**STATED EXERCISE:** Tally the lines containing the word "text" and give the total alone.

====== DATA FOR THIS TASK ======

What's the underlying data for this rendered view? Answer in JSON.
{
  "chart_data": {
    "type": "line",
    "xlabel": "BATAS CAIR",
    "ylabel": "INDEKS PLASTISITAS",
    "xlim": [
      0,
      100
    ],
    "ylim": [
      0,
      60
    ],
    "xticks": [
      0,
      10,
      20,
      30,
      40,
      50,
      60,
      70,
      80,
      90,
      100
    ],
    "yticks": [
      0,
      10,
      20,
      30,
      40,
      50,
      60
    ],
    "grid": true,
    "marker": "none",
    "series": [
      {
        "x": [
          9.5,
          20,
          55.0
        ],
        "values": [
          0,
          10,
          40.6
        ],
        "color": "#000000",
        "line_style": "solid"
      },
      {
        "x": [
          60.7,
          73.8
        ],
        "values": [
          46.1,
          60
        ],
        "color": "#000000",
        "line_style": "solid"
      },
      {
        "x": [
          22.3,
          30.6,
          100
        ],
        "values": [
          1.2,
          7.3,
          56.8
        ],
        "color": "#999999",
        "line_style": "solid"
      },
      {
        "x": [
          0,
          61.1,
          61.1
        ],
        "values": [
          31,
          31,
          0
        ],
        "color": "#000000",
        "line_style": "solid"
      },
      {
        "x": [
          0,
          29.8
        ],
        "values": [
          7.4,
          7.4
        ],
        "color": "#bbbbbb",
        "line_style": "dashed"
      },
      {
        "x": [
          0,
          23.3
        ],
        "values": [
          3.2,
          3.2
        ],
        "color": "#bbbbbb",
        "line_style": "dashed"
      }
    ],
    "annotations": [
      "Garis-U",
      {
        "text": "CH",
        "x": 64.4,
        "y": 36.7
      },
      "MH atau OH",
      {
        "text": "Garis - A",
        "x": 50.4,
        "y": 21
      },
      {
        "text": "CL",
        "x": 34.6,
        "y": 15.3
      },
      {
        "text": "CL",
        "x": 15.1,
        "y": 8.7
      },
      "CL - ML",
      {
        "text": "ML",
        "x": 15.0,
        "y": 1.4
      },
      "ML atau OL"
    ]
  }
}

======

**ANSWER:** 5